Reproduce the listing below in full and without alteration, apart from its pictures.

------ INFORMATION GIVEN

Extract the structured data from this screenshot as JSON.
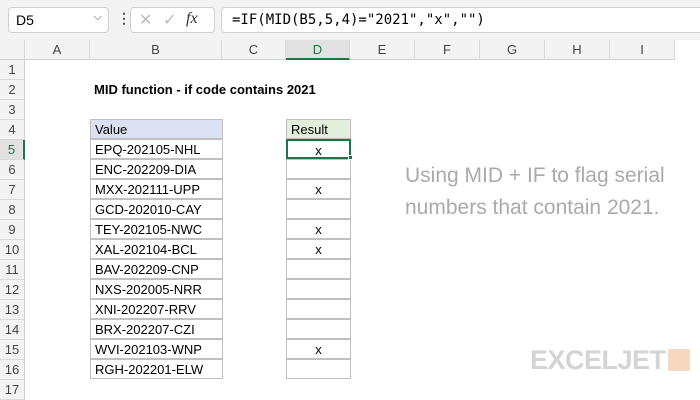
{
  "formula_bar": {
    "name_box": "D5",
    "formula": "=IF(MID(B5,5,4)=\"2021\",\"x\",\"\")"
  },
  "columns": [
    "A",
    "B",
    "C",
    "D",
    "E",
    "F",
    "G",
    "H",
    "I"
  ],
  "rows": [
    "1",
    "2",
    "3",
    "4",
    "5",
    "6",
    "7",
    "8",
    "9",
    "10",
    "11",
    "12",
    "13",
    "14",
    "15",
    "16",
    "17"
  ],
  "title": "MID function - if code contains 2021",
  "table": {
    "header_value": "Value",
    "header_result": "Result",
    "values": [
      "EPQ-202105-NHL",
      "ENC-202209-DIA",
      "MXX-202111-UPP",
      "GCD-202010-CAY",
      "TEY-202105-NWC",
      "XAL-202104-BCL",
      "BAV-202209-CNP",
      "NXS-202005-NRR",
      "XNI-202207-RRV",
      "BRX-202207-CZI",
      "WVI-202103-WNP",
      "RGH-202201-ELW"
    ],
    "results": [
      "x",
      "",
      "x",
      "",
      "x",
      "x",
      "",
      "",
      "",
      "",
      "x",
      ""
    ]
  },
  "note": "Using MID + IF to flag serial numbers that contain 2021.",
  "logo": "EXCELJET",
  "colors": {
    "selection": "#217346",
    "value_header": "#dae1f3",
    "result_header": "#e2efda"
  }
}
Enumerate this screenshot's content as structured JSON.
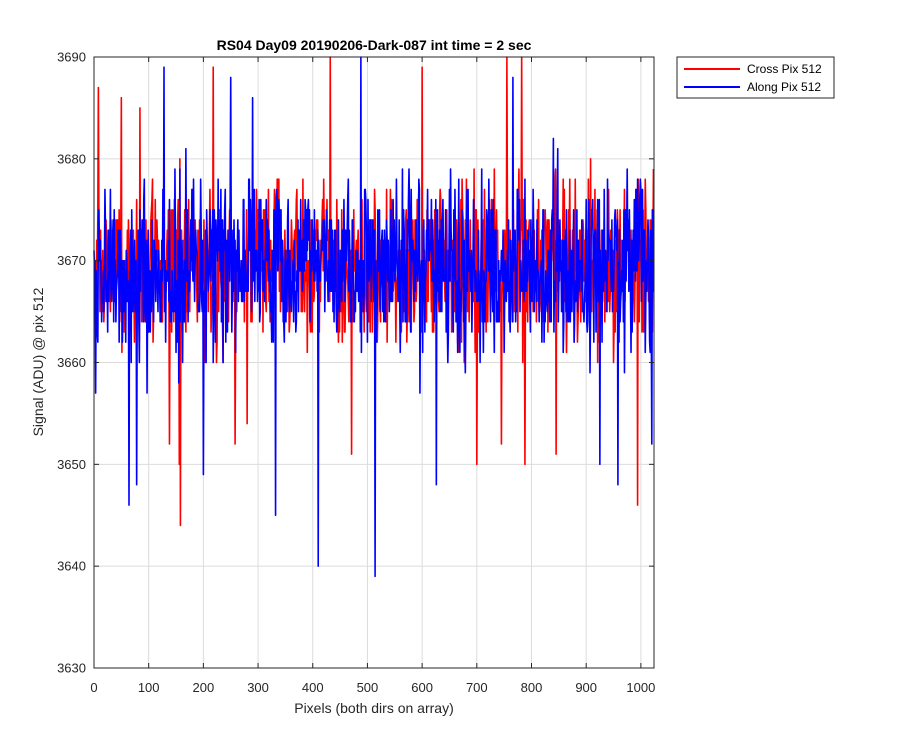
{
  "chart_data": {
    "type": "line",
    "title": "RS04 Day09 20190206-Dark-087 int time = 2 sec",
    "xlabel": "Pixels (both dirs on array)",
    "ylabel": "Signal (ADU) @ pix 512",
    "xlim": [
      0,
      1024
    ],
    "ylim": [
      3630,
      3690
    ],
    "xticks": [
      0,
      100,
      200,
      300,
      400,
      500,
      600,
      700,
      800,
      900,
      1000
    ],
    "yticks": [
      3630,
      3640,
      3650,
      3660,
      3670,
      3680,
      3690
    ],
    "grid": true,
    "legend_position": "outside-top-right",
    "n_points": 1024,
    "series": [
      {
        "name": "Cross Pix 512",
        "color": "#ff0000",
        "mean": 3669,
        "noise_band": [
          3658,
          3681
        ],
        "extremes": [
          {
            "x": 8,
            "y": 3687
          },
          {
            "x": 50,
            "y": 3686
          },
          {
            "x": 84,
            "y": 3685
          },
          {
            "x": 138,
            "y": 3652
          },
          {
            "x": 156,
            "y": 3650
          },
          {
            "x": 158,
            "y": 3644
          },
          {
            "x": 218,
            "y": 3689
          },
          {
            "x": 258,
            "y": 3652
          },
          {
            "x": 280,
            "y": 3654
          },
          {
            "x": 432,
            "y": 3690
          },
          {
            "x": 471,
            "y": 3651
          },
          {
            "x": 600,
            "y": 3689
          },
          {
            "x": 700,
            "y": 3650
          },
          {
            "x": 745,
            "y": 3652
          },
          {
            "x": 755,
            "y": 3690
          },
          {
            "x": 782,
            "y": 3690
          },
          {
            "x": 788,
            "y": 3650
          },
          {
            "x": 845,
            "y": 3651
          },
          {
            "x": 994,
            "y": 3646
          }
        ]
      },
      {
        "name": "Along Pix 512",
        "color": "#0000ff",
        "mean": 3669,
        "noise_band": [
          3657,
          3682
        ],
        "extremes": [
          {
            "x": 3,
            "y": 3657
          },
          {
            "x": 64,
            "y": 3646
          },
          {
            "x": 78,
            "y": 3648
          },
          {
            "x": 128,
            "y": 3689
          },
          {
            "x": 200,
            "y": 3649
          },
          {
            "x": 250,
            "y": 3688
          },
          {
            "x": 290,
            "y": 3686
          },
          {
            "x": 332,
            "y": 3645
          },
          {
            "x": 410,
            "y": 3640
          },
          {
            "x": 488,
            "y": 3690
          },
          {
            "x": 514,
            "y": 3639
          },
          {
            "x": 626,
            "y": 3648
          },
          {
            "x": 766,
            "y": 3688
          },
          {
            "x": 925,
            "y": 3650
          },
          {
            "x": 958,
            "y": 3648
          },
          {
            "x": 1020,
            "y": 3652
          }
        ]
      }
    ]
  },
  "colors": {
    "axes_color": "#262626",
    "grid_color": "#dcdcdc",
    "background": "#ffffff"
  }
}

------------

** EXPECTED ANSWER **
Extract the structured data from this screenshot as JSON.
{
  "formula_bar": {
    "name_box": "D5",
    "formula": "=IF(MID(B5,5,4)=\"2021\",\"x\",\"\")"
  },
  "columns": [
    "A",
    "B",
    "C",
    "D",
    "E",
    "F",
    "G",
    "H",
    "I"
  ],
  "rows": [
    "1",
    "2",
    "3",
    "4",
    "5",
    "6",
    "7",
    "8",
    "9",
    "10",
    "11",
    "12",
    "13",
    "14",
    "15",
    "16",
    "17"
  ],
  "title": "MID function - if code contains 2021",
  "table": {
    "header_value": "Value",
    "header_result": "Result",
    "values": [
      "EPQ-202105-NHL",
      "ENC-202209-DIA",
      "MXX-202111-UPP",
      "GCD-202010-CAY",
      "TEY-202105-NWC",
      "XAL-202104-BCL",
      "BAV-202209-CNP",
      "NXS-202005-NRR",
      "XNI-202207-RRV",
      "BRX-202207-CZI",
      "WVI-202103-WNP",
      "RGH-202201-ELW"
    ],
    "results": [
      "x",
      "",
      "x",
      "",
      "x",
      "x",
      "",
      "",
      "",
      "",
      "x",
      ""
    ]
  },
  "note": "Using MID + IF to flag serial numbers that contain 2021.",
  "logo": "EXCELJET",
  "colors": {
    "selection": "#217346",
    "value_header": "#dae1f3",
    "result_header": "#e2efda"
  }
}
Enumerate this screenshot's content as structured JSON.
{
  "chart_data": {
    "type": "line",
    "title": "RS04 Day09 20190206-Dark-087 int time = 2 sec",
    "xlabel": "Pixels (both dirs on array)",
    "ylabel": "Signal (ADU) @ pix 512",
    "xlim": [
      0,
      1024
    ],
    "ylim": [
      3630,
      3690
    ],
    "xticks": [
      0,
      100,
      200,
      300,
      400,
      500,
      600,
      700,
      800,
      900,
      1000
    ],
    "yticks": [
      3630,
      3640,
      3650,
      3660,
      3670,
      3680,
      3690
    ],
    "grid": true,
    "legend_position": "outside-top-right",
    "n_points": 1024,
    "series": [
      {
        "name": "Cross Pix 512",
        "color": "#ff0000",
        "mean": 3669,
        "noise_band": [
          3658,
          3681
        ],
        "extremes": [
          {
            "x": 8,
            "y": 3687
          },
          {
            "x": 50,
            "y": 3686
          },
          {
            "x": 84,
            "y": 3685
          },
          {
            "x": 138,
            "y": 3652
          },
          {
            "x": 156,
            "y": 3650
          },
          {
            "x": 158,
            "y": 3644
          },
          {
            "x": 218,
            "y": 3689
          },
          {
            "x": 258,
            "y": 3652
          },
          {
            "x": 280,
            "y": 3654
          },
          {
            "x": 432,
            "y": 3690
          },
          {
            "x": 471,
            "y": 3651
          },
          {
            "x": 600,
            "y": 3689
          },
          {
            "x": 700,
            "y": 3650
          },
          {
            "x": 745,
            "y": 3652
          },
          {
            "x": 755,
            "y": 3690
          },
          {
            "x": 782,
            "y": 3690
          },
          {
            "x": 788,
            "y": 3650
          },
          {
            "x": 845,
            "y": 3651
          },
          {
            "x": 994,
            "y": 3646
          }
        ]
      },
      {
        "name": "Along Pix 512",
        "color": "#0000ff",
        "mean": 3669,
        "noise_band": [
          3657,
          3682
        ],
        "extremes": [
          {
            "x": 3,
            "y": 3657
          },
          {
            "x": 64,
            "y": 3646
          },
          {
            "x": 78,
            "y": 3648
          },
          {
            "x": 128,
            "y": 3689
          },
          {
            "x": 200,
            "y": 3649
          },
          {
            "x": 250,
            "y": 3688
          },
          {
            "x": 290,
            "y": 3686
          },
          {
            "x": 332,
            "y": 3645
          },
          {
            "x": 410,
            "y": 3640
          },
          {
            "x": 488,
            "y": 3690
          },
          {
            "x": 514,
            "y": 3639
          },
          {
            "x": 626,
            "y": 3648
          },
          {
            "x": 766,
            "y": 3688
          },
          {
            "x": 925,
            "y": 3650
          },
          {
            "x": 958,
            "y": 3648
          },
          {
            "x": 1020,
            "y": 3652
          }
        ]
      }
    ]
  },
  "colors": {
    "axes_color": "#262626",
    "grid_color": "#dcdcdc",
    "background": "#ffffff"
  }
}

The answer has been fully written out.